AIM OF THE EXERCISE →
Copy each line exactly. Drop every picture.

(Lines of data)
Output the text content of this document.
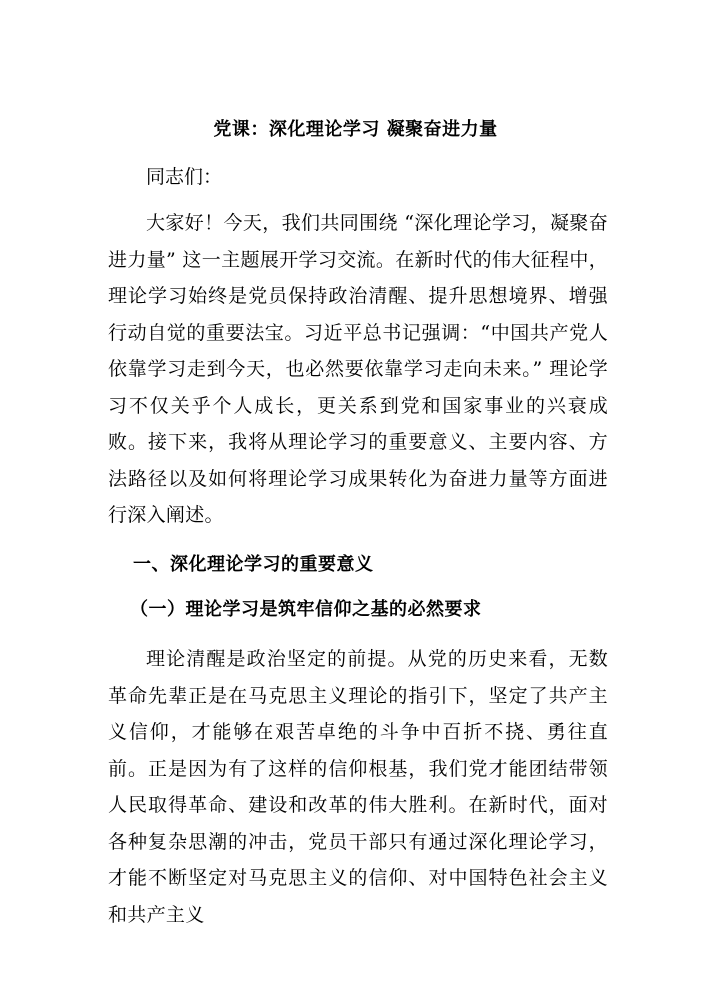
党课：深化理论学习 凝聚奋进力量
同志们：
大家好！今天，我们共同围绕 “深化理论学习，凝聚奋进力量” 这一主题展开学习交流。在新时代的伟大征程中，理论学习始终是党员保持政治清醒、提升思想境界、增强行动自觉的重要法宝。习近平总书记强调：“中国共产党人依靠学习走到今天，也必然要依靠学习走向未来。” 理论学习不仅关乎个人成长，更关系到党和国家事业的兴衰成败。接下来，我将从理论学习的重要意义、主要内容、方法路径以及如何将理论学习成果转化为奋进力量等方面进行深入阐述。
一、深化理论学习的重要意义
（一）理论学习是筑牢信仰之基的必然要求
理论清醒是政治坚定的前提。从党的历史来看，无数革命先辈正是在马克思主义理论的指引下，坚定了共产主义信仰，才能够在艰苦卓绝的斗争中百折不挠、勇往直前。正是因为有了这样的信仰根基，我们党才能团结带领人民取得革命、建设和改革的伟大胜利。在新时代，面对各种复杂思潮的冲击，党员干部只有通过深化理论学习，才能不断坚定对马克思主义的信仰、对中国特色社会主义和共产主义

TASK RESPONSE →
Output the text content of this document.
党课：深化理论学习 凝聚奋进力量
同志们：
大家好！今天，我们共同围绕 “深化理论学习，凝聚奋进力量” 这一主题展开学习交流。在新时代的伟大征程中，理论学习始终是党员保持政治清醒、提升思想境界、增强行动自觉的重要法宝。习近平总书记强调：“中国共产党人依靠学习走到今天，也必然要依靠学习走向未来。” 理论学习不仅关乎个人成长，更关系到党和国家事业的兴衰成败。接下来，我将从理论学习的重要意义、主要内容、方法路径以及如何将理论学习成果转化为奋进力量等方面进行深入阐述。
一、深化理论学习的重要意义
（一）理论学习是筑牢信仰之基的必然要求
理论清醒是政治坚定的前提。从党的历史来看，无数革命先辈正是在马克思主义理论的指引下，坚定了共产主义信仰，才能够在艰苦卓绝的斗争中百折不挠、勇往直前。正是因为有了这样的信仰根基，我们党才能团结带领人民取得革命、建设和改革的伟大胜利。在新时代，面对各种复杂思潮的冲击，党员干部只有通过深化理论学习，才能不断坚定对马克思主义的信仰、对中国特色社会主义和共产主义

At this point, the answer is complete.